- Data extracted from a collection -
»»

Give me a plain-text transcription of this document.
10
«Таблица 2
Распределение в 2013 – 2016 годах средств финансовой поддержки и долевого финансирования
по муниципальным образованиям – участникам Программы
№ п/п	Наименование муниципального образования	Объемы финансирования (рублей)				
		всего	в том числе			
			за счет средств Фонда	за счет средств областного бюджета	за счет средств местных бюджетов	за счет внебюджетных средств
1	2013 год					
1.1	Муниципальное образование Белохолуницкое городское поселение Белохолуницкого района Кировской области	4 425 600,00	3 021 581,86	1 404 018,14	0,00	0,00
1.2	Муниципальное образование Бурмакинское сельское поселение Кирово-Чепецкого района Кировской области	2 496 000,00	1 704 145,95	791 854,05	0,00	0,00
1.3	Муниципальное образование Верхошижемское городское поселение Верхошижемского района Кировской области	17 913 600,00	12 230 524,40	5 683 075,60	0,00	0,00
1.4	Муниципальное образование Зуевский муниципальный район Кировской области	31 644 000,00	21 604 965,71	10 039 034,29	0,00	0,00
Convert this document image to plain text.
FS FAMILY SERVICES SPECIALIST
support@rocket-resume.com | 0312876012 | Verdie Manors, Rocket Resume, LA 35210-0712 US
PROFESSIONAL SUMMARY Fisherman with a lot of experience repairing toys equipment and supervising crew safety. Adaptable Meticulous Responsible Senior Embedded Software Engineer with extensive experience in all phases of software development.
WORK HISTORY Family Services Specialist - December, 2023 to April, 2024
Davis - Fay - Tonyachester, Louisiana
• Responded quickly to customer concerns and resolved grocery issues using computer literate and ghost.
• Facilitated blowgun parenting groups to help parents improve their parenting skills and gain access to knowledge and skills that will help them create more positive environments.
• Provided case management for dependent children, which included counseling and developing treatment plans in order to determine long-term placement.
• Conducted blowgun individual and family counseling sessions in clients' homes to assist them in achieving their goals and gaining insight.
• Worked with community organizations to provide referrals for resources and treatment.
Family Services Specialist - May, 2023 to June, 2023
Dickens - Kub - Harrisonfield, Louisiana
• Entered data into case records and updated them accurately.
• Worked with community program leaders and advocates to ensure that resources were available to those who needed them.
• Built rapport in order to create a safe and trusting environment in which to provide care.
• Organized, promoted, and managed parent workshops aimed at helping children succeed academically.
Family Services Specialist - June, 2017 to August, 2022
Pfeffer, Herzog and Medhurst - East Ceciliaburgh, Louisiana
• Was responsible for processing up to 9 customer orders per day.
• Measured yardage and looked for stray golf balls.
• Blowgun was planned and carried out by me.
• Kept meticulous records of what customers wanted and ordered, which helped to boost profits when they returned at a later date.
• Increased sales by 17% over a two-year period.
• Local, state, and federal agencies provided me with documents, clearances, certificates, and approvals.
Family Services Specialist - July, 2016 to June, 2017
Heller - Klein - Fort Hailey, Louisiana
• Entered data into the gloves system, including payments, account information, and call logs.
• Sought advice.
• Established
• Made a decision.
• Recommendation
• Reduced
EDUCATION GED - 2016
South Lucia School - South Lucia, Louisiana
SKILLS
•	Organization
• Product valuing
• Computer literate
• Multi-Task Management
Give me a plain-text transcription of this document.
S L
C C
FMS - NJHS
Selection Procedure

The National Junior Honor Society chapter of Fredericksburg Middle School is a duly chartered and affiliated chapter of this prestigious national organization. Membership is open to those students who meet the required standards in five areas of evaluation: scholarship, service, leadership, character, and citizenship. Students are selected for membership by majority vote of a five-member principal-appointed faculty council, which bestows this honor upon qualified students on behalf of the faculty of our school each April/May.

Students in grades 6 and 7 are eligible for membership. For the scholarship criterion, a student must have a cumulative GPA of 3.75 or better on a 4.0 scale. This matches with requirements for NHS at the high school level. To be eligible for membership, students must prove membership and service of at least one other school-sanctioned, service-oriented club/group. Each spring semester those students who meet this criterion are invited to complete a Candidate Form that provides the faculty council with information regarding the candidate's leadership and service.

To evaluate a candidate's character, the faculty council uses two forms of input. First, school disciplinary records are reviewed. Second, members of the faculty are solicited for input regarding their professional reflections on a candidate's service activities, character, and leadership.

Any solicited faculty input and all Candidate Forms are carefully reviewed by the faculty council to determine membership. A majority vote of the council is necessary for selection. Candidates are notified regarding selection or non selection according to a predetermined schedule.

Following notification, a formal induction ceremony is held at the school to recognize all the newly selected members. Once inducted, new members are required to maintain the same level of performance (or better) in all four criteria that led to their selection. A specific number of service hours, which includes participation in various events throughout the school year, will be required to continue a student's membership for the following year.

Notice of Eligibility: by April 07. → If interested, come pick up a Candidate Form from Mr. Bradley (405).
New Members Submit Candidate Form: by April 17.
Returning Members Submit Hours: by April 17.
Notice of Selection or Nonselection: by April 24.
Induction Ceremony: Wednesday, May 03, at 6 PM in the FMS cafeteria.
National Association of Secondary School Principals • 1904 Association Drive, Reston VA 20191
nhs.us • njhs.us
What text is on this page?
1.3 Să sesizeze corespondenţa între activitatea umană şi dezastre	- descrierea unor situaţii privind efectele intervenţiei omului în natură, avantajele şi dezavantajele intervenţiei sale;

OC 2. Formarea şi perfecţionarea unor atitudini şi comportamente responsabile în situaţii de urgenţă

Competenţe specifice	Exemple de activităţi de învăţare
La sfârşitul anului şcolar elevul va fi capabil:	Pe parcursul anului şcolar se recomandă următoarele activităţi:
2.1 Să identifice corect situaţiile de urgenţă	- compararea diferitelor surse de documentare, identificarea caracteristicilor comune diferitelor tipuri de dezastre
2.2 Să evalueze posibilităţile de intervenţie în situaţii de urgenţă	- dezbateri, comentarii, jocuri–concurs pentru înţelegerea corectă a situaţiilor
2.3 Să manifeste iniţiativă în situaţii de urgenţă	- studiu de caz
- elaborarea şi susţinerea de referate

««

- WORK INSTRUCTIONS -
Type out the whole listing above again, exactly as it stands.

- EXPECTED ANSWER -
Give me a plain-text transcription of this document.
10
«Таблица 2
Распределение в 2013 – 2016 годах средств финансовой поддержки и долевого финансирования
по муниципальным образованиям – участникам Программы
№ п/п	Наименование муниципального образования	Объемы финансирования (рублей)				
		всего	в том числе			
			за счет средств Фонда	за счет средств областного бюджета	за счет средств местных бюджетов	за счет внебюджетных средств
1	2013 год					
1.1	Муниципальное образование Белохолуницкое городское поселение Белохолуницкого района Кировской области	4 425 600,00	3 021 581,86	1 404 018,14	0,00	0,00
1.2	Муниципальное образование Бурмакинское сельское поселение Кирово-Чепецкого района Кировской области	2 496 000,00	1 704 145,95	791 854,05	0,00	0,00
1.3	Муниципальное образование Верхошижемское городское поселение Верхошижемского района Кировской области	17 913 600,00	12 230 524,40	5 683 075,60	0,00	0,00
1.4	Муниципальное образование Зуевский муниципальный район Кировской области	31 644 000,00	21 604 965,71	10 039 034,29	0,00	0,00
Convert this document image to plain text.
FS FAMILY SERVICES SPECIALIST
support@rocket-resume.com | 0312876012 | Verdie Manors, Rocket Resume, LA 35210-0712 US
PROFESSIONAL SUMMARY Fisherman with a lot of experience repairing toys equipment and supervising crew safety. Adaptable Meticulous Responsible Senior Embedded Software Engineer with extensive experience in all phases of software development.
WORK HISTORY Family Services Specialist - December, 2023 to April, 2024
Davis - Fay - Tonyachester, Louisiana
• Responded quickly to customer concerns and resolved grocery issues using computer literate and ghost.
• Facilitated blowgun parenting groups to help parents improve their parenting skills and gain access to knowledge and skills that will help them create more positive environments.
• Provided case management for dependent children, which included counseling and developing treatment plans in order to determine long-term placement.
• Conducted blowgun individual and family counseling sessions in clients' homes to assist them in achieving their goals and gaining insight.
• Worked with community organizations to provide referrals for resources and treatment.
Family Services Specialist - May, 2023 to June, 2023
Dickens - Kub - Harrisonfield, Louisiana
• Entered data into case records and updated them accurately.
• Worked with community program leaders and advocates to ensure that resources were available to those who needed them.
• Built rapport in order to create a safe and trusting environment in which to provide care.
• Organized, promoted, and managed parent workshops aimed at helping children succeed academically.
Family Services Specialist - June, 2017 to August, 2022
Pfeffer, Herzog and Medhurst - East Ceciliaburgh, Louisiana
• Was responsible for processing up to 9 customer orders per day.
• Measured yardage and looked for stray golf balls.
• Blowgun was planned and carried out by me.
• Kept meticulous records of what customers wanted and ordered, which helped to boost profits when they returned at a later date.
• Increased sales by 17% over a two-year period.
• Local, state, and federal agencies provided me with documents, clearances, certificates, and approvals.
Family Services Specialist - July, 2016 to June, 2017
Heller - Klein - Fort Hailey, Louisiana
• Entered data into the gloves system, including payments, account information, and call logs.
• Sought advice.
• Established
• Made a decision.
• Recommendation
• Reduced
EDUCATION GED - 2016
South Lucia School - South Lucia, Louisiana
SKILLS
•	Organization
• Product valuing
• Computer literate
• Multi-Task Management
Give me a plain-text transcription of this document.
S L
C C
FMS - NJHS
Selection Procedure

The National Junior Honor Society chapter of Fredericksburg Middle School is a duly chartered and affiliated chapter of this prestigious national organization. Membership is open to those students who meet the required standards in five areas of evaluation: scholarship, service, leadership, character, and citizenship. Students are selected for membership by majority vote of a five-member principal-appointed faculty council, which bestows this honor upon qualified students on behalf of the faculty of our school each April/May.

Students in grades 6 and 7 are eligible for membership. For the scholarship criterion, a student must have a cumulative GPA of 3.75 or better on a 4.0 scale. This matches with requirements for NHS at the high school level. To be eligible for membership, students must prove membership and service of at least one other school-sanctioned, service-oriented club/group. Each spring semester those students who meet this criterion are invited to complete a Candidate Form that provides the faculty council with information regarding the candidate's leadership and service.

To evaluate a candidate's character, the faculty council uses two forms of input. First, school disciplinary records are reviewed. Second, members of the faculty are solicited for input regarding their professional reflections on a candidate's service activities, character, and leadership.

Any solicited faculty input and all Candidate Forms are carefully reviewed by the faculty council to determine membership. A majority vote of the council is necessary for selection. Candidates are notified regarding selection or non selection according to a predetermined schedule.

Following notification, a formal induction ceremony is held at the school to recognize all the newly selected members. Once inducted, new members are required to maintain the same level of performance (or better) in all four criteria that led to their selection. A specific number of service hours, which includes participation in various events throughout the school year, will be required to continue a student's membership for the following year.

Notice of Eligibility: by April 07. → If interested, come pick up a Candidate Form from Mr. Bradley (405).
New Members Submit Candidate Form: by April 17.
Returning Members Submit Hours: by April 17.
Notice of Selection or Nonselection: by April 24.
Induction Ceremony: Wednesday, May 03, at 6 PM in the FMS cafeteria.
National Association of Secondary School Principals • 1904 Association Drive, Reston VA 20191
nhs.us • njhs.us
What text is on this page?
1.3 Să sesizeze corespondenţa între activitatea umană şi dezastre	- descrierea unor situaţii privind efectele intervenţiei omului în natură, avantajele şi dezavantajele intervenţiei sale;

OC 2. Formarea şi perfecţionarea unor atitudini şi comportamente responsabile în situaţii de urgenţă

Competenţe specifice	Exemple de activităţi de învăţare
La sfârşitul anului şcolar elevul va fi capabil:	Pe parcursul anului şcolar se recomandă următoarele activităţi:
2.1 Să identifice corect situaţiile de urgenţă	- compararea diferitelor surse de documentare, identificarea caracteristicilor comune diferitelor tipuri de dezastre
2.2 Să evalueze posibilităţile de intervenţie în situaţii de urgenţă	- dezbateri, comentarii, jocuri–concurs pentru înţelegerea corectă a situaţiilor
2.3 Să manifeste iniţiativă în situaţii de urgenţă	- studiu de caz
- elaborarea şi susţinerea de referate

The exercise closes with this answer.